Report how many lines of these entries hold the string "Corrected"; reply with the number alone.

Dataset rows about figures
>>>

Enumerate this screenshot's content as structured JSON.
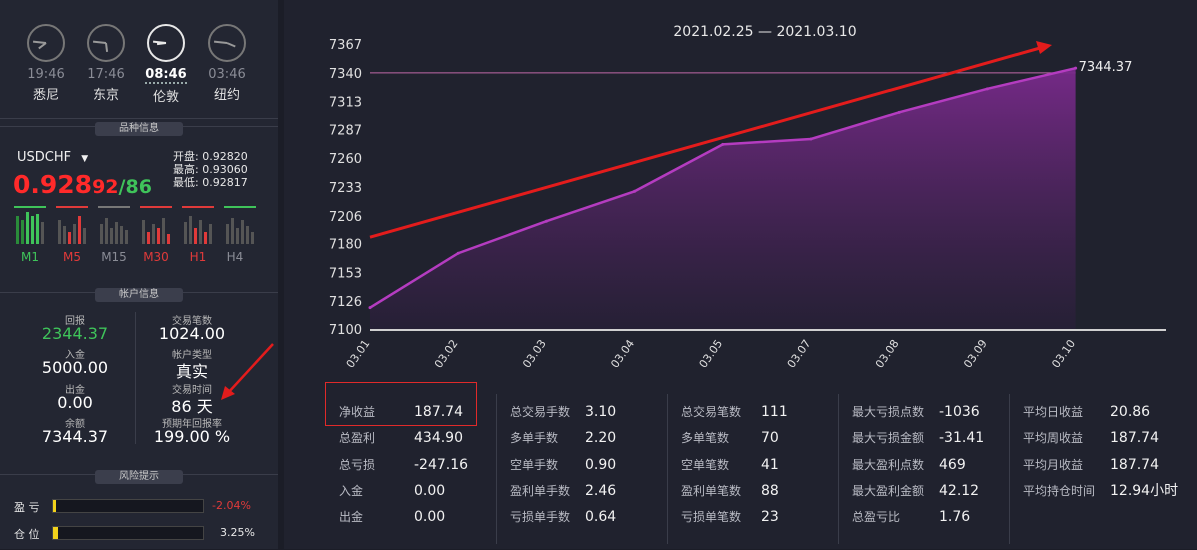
{
  "clocks": [
    {
      "time": "19:46",
      "city": "悉尼",
      "h": 7,
      "m": 46,
      "active": false
    },
    {
      "time": "17:46",
      "city": "东京",
      "h": 5,
      "m": 46,
      "active": false
    },
    {
      "time": "08:46",
      "city": "伦敦",
      "h": 8,
      "m": 46,
      "active": true
    },
    {
      "time": "03:46",
      "city": "纽约",
      "h": 3,
      "m": 46,
      "active": false
    }
  ],
  "symbol_section": {
    "title": "品种信息",
    "symbol": "USDCHF",
    "price_main": "0.928",
    "price_bid": "92",
    "price_sep": "/",
    "price_ask": "86",
    "open_label": "开盘:",
    "open": "0.92820",
    "high_label": "最高:",
    "high": "0.93060",
    "low_label": "最低:",
    "low": "0.92817",
    "timeframes": [
      {
        "label": "M1",
        "color": "#3fc35a"
      },
      {
        "label": "M5",
        "color": "#e03a3a"
      },
      {
        "label": "M15",
        "color": "#8a8c96"
      },
      {
        "label": "M30",
        "color": "#e03a3a"
      },
      {
        "label": "H1",
        "color": "#e03a3a"
      },
      {
        "label": "H4",
        "color": "#8a8c96"
      }
    ]
  },
  "account": {
    "title": "帐户信息",
    "equity_label": "回报",
    "equity": "2344.37",
    "trades_label": "交易笔数",
    "trades": "1024.00",
    "deposit_label": "入金",
    "deposit": "5000.00",
    "type_label": "帐户类型",
    "type": "真实",
    "withdraw_label": "出金",
    "withdraw": "0.00",
    "days_label": "交易时间",
    "days": "86 天",
    "balance_label": "余额",
    "balance": "7344.37",
    "annual_label": "预期年回报率",
    "annual": "199.00 %"
  },
  "risk": {
    "title": "风险提示",
    "profit_label": "盈 亏",
    "profit_value": "-2.04%",
    "profit_level": 0.02,
    "position_label": "仓 位",
    "position_value": "3.25%",
    "position_level": 0.0325
  },
  "chart_data": {
    "type": "area",
    "title": "2021.02.25 — 2021.03.10",
    "categories": [
      "03.01",
      "03.02",
      "03.03",
      "03.04",
      "03.05",
      "03.07",
      "03.08",
      "03.09",
      "03.10"
    ],
    "values": [
      7120,
      7171,
      7201,
      7229,
      7273,
      7278,
      7303,
      7325,
      7344.37
    ],
    "ylim": [
      7100,
      7367
    ],
    "yticks": [
      7100,
      7126,
      7153,
      7180,
      7206,
      7233,
      7260,
      7287,
      7313,
      7340,
      7367
    ],
    "last_label": "7344.37",
    "reference_line": 7340,
    "trend_arrow": {
      "from_y": 7186,
      "to_y": 7367
    },
    "colors": {
      "line": "#b43cc0",
      "area_top": "#7a2a8c",
      "area_bottom": "#2a1f3a",
      "arrow": "#e31c1c",
      "ref": "#c06aa8"
    }
  },
  "stats": {
    "col1": [
      {
        "k": "净收益",
        "v": "187.74"
      },
      {
        "k": "总盈利",
        "v": "434.90"
      },
      {
        "k": "总亏损",
        "v": "-247.16"
      },
      {
        "k": "入金",
        "v": "0.00"
      },
      {
        "k": "出金",
        "v": "0.00"
      }
    ],
    "col2": [
      {
        "k": "总交易手数",
        "v": "3.10"
      },
      {
        "k": "多单手数",
        "v": "2.20"
      },
      {
        "k": "空单手数",
        "v": "0.90"
      },
      {
        "k": "盈利单手数",
        "v": "2.46"
      },
      {
        "k": "亏损单手数",
        "v": "0.64"
      }
    ],
    "col3": [
      {
        "k": "总交易笔数",
        "v": "111"
      },
      {
        "k": "多单笔数",
        "v": "70"
      },
      {
        "k": "空单笔数",
        "v": "41"
      },
      {
        "k": "盈利单笔数",
        "v": "88"
      },
      {
        "k": "亏损单笔数",
        "v": "23"
      }
    ],
    "col4": [
      {
        "k": "最大亏损点数",
        "v": "-1036"
      },
      {
        "k": "最大亏损金额",
        "v": "-31.41"
      },
      {
        "k": "最大盈利点数",
        "v": "469"
      },
      {
        "k": "最大盈利金额",
        "v": "42.12"
      },
      {
        "k": "总盈亏比",
        "v": "1.76"
      }
    ],
    "col5": [
      {
        "k": "平均日收益",
        "v": "20.86"
      },
      {
        "k": "平均周收益",
        "v": "187.74"
      },
      {
        "k": "平均月收益",
        "v": "187.74"
      },
      {
        "k": "平均持仓时间",
        "v": "12.94小时"
      }
    ]
  }
}
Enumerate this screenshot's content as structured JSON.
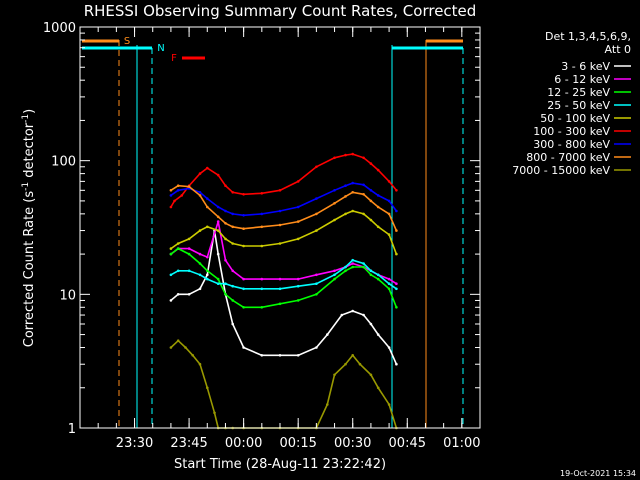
{
  "chart_data": {
    "type": "line",
    "title": "RHESSI Observing Summary Count Rates, Corrected",
    "xlabel": "Start Time (28-Aug-11 23:22:42)",
    "ylabel": "Corrected Count Rate (s",
    "ylabel_sup1": "-1",
    "ylabel_mid": " detector",
    "ylabel_sup2": "-1",
    "ylabel_end": ")",
    "y_scale": "log",
    "ylim": [
      1,
      1000
    ],
    "y_ticks": [
      {
        "value": 1,
        "label": "1"
      },
      {
        "value": 10,
        "label": "10"
      },
      {
        "value": 100,
        "label": "100"
      },
      {
        "value": 1000,
        "label": "1000"
      }
    ],
    "x_range_minutes_from_2315": [
      0,
      110
    ],
    "x_ticks": [
      {
        "t": 15,
        "label": "23:30"
      },
      {
        "t": 30,
        "label": "23:45"
      },
      {
        "t": 45,
        "label": "00:00"
      },
      {
        "t": 60,
        "label": "00:15"
      },
      {
        "t": 75,
        "label": "00:30"
      },
      {
        "t": 90,
        "label": "00:45"
      },
      {
        "t": 105,
        "label": "01:00"
      }
    ],
    "x_minor_step_minutes": 5,
    "legend_header": [
      "Det 1,3,4,5,6,9,",
      "Att 0"
    ],
    "legend_position": "right",
    "series": [
      {
        "name": "3 - 6 keV",
        "color": "#ffffff",
        "t": [
          25,
          27,
          30,
          33,
          35,
          37,
          38,
          40,
          42,
          45,
          50,
          55,
          60,
          65,
          68,
          72,
          75,
          78,
          80,
          82,
          85,
          87
        ],
        "v": [
          9,
          10,
          10,
          11,
          14,
          30,
          20,
          10,
          6,
          4,
          3.5,
          3.5,
          3.5,
          4,
          5,
          7,
          7.5,
          7,
          6,
          5,
          4,
          3
        ]
      },
      {
        "name": "6 - 12 keV",
        "color": "#ff00ff",
        "t": [
          25,
          27,
          30,
          33,
          35,
          38,
          40,
          42,
          45,
          50,
          55,
          60,
          65,
          70,
          73,
          75,
          78,
          80,
          82,
          85,
          87
        ],
        "v": [
          20,
          22,
          22,
          20,
          19,
          35,
          18,
          15,
          13,
          13,
          13,
          13,
          14,
          15,
          16,
          17,
          16,
          15,
          14,
          13,
          12
        ]
      },
      {
        "name": "12 - 25 keV",
        "color": "#00ff00",
        "t": [
          25,
          27,
          30,
          33,
          35,
          38,
          40,
          42,
          45,
          50,
          55,
          60,
          65,
          70,
          73,
          75,
          78,
          80,
          82,
          85,
          87
        ],
        "v": [
          20,
          22,
          20,
          17,
          15,
          13,
          10,
          9,
          8,
          8,
          8.5,
          9,
          10,
          13,
          15,
          16,
          16,
          14,
          13,
          11,
          8
        ]
      },
      {
        "name": "25 - 50 keV",
        "color": "#00ffff",
        "t": [
          25,
          27,
          30,
          33,
          35,
          38,
          40,
          42,
          45,
          50,
          55,
          60,
          65,
          70,
          73,
          75,
          78,
          80,
          82,
          85,
          87
        ],
        "v": [
          14,
          15,
          15,
          14,
          13,
          12,
          12,
          11.5,
          11,
          11,
          11,
          11.5,
          12,
          14,
          16,
          18,
          17,
          15,
          14,
          12,
          11
        ]
      },
      {
        "name": "50 - 100 keV",
        "color": "#cccc00",
        "t": [
          25,
          27,
          30,
          33,
          35,
          38,
          40,
          42,
          45,
          50,
          55,
          60,
          65,
          70,
          73,
          75,
          78,
          80,
          82,
          85,
          87
        ],
        "v": [
          22,
          24,
          26,
          30,
          32,
          30,
          26,
          24,
          23,
          23,
          24,
          26,
          30,
          36,
          40,
          42,
          40,
          36,
          32,
          28,
          20
        ]
      },
      {
        "name": "100 - 300 keV",
        "color": "#ff0000",
        "t": [
          25,
          26,
          28,
          30,
          33,
          35,
          38,
          40,
          42,
          45,
          50,
          55,
          60,
          65,
          70,
          73,
          75,
          78,
          80,
          82,
          85,
          87
        ],
        "v": [
          45,
          50,
          55,
          65,
          80,
          88,
          78,
          65,
          58,
          56,
          57,
          60,
          70,
          90,
          105,
          110,
          112,
          105,
          95,
          85,
          70,
          60
        ]
      },
      {
        "name": "300 - 800 keV",
        "color": "#0000ff",
        "t": [
          25,
          27,
          30,
          33,
          35,
          38,
          40,
          42,
          45,
          50,
          55,
          60,
          65,
          70,
          73,
          75,
          78,
          80,
          82,
          85,
          87
        ],
        "v": [
          55,
          60,
          62,
          58,
          52,
          45,
          42,
          40,
          39,
          40,
          42,
          45,
          52,
          60,
          65,
          68,
          66,
          60,
          55,
          50,
          42
        ]
      },
      {
        "name": "800 - 7000 keV",
        "color": "#ff8c1a",
        "t": [
          25,
          27,
          30,
          33,
          35,
          38,
          40,
          42,
          45,
          50,
          55,
          60,
          65,
          70,
          73,
          75,
          78,
          80,
          82,
          85,
          87
        ],
        "v": [
          60,
          65,
          64,
          55,
          45,
          38,
          34,
          32,
          31,
          32,
          33,
          35,
          40,
          48,
          54,
          58,
          56,
          50,
          45,
          40,
          30
        ]
      },
      {
        "name": "7000 - 15000 keV",
        "color": "#999900",
        "t": [
          25,
          27,
          29,
          31,
          33,
          35,
          37,
          38,
          40,
          42,
          45,
          50,
          55,
          60,
          65,
          68,
          70,
          73,
          75,
          77,
          80,
          82,
          85,
          87
        ],
        "v": [
          4,
          4.5,
          4,
          3.5,
          3,
          2,
          1.3,
          1,
          1,
          1,
          1,
          1,
          1,
          1,
          1,
          1.5,
          2.5,
          3,
          3.5,
          3,
          2.5,
          2,
          1.5,
          1
        ]
      }
    ],
    "flags": [
      {
        "label": "S",
        "color": "#ff8c1a"
      },
      {
        "label": "N",
        "color": "#00ffff"
      },
      {
        "label": "F",
        "color": "#ff0000"
      }
    ],
    "timestamp": "19-Oct-2021 15:34"
  }
}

<<<

**REPLY:** 2